Aim: Set each record down exactly, excluding all images.
--- --- ---
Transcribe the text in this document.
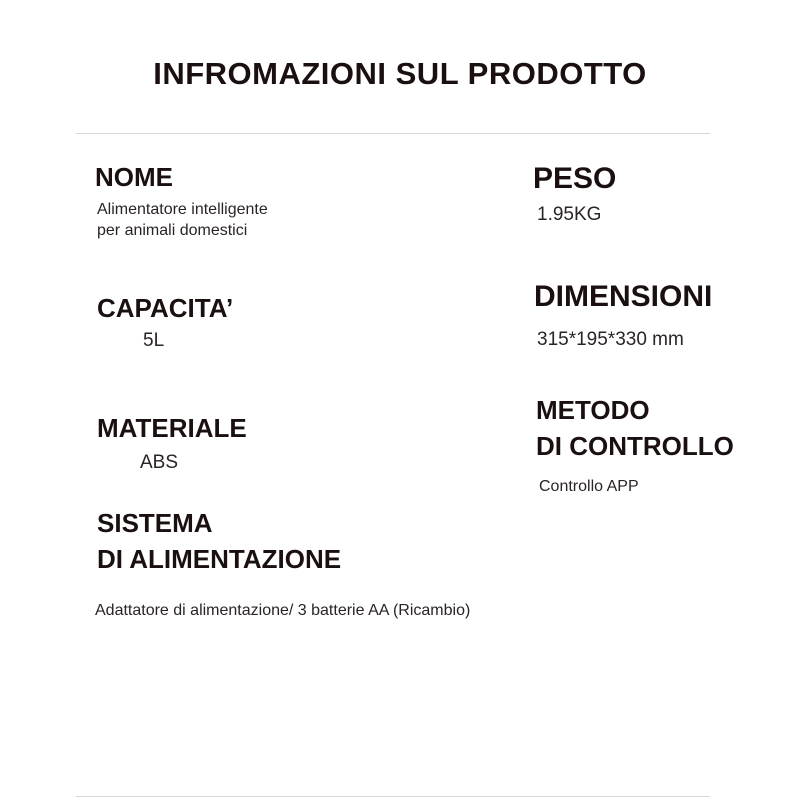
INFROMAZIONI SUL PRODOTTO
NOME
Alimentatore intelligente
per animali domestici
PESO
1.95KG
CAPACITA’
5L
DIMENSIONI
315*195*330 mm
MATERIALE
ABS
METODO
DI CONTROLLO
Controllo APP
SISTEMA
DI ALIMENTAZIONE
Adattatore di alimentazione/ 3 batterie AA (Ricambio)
--- --- ---
Response to this exercise:
Transcribe the text in this document.
INFROMAZIONI SUL PRODOTTO
NOME
Alimentatore intelligente
per animali domestici
PESO
1.95KG
CAPACITA’
5L
DIMENSIONI
315*195*330 mm
MATERIALE
ABS
METODO
DI CONTROLLO
Controllo APP
SISTEMA
DI ALIMENTAZIONE
Adattatore di alimentazione/ 3 batterie AA (Ricambio)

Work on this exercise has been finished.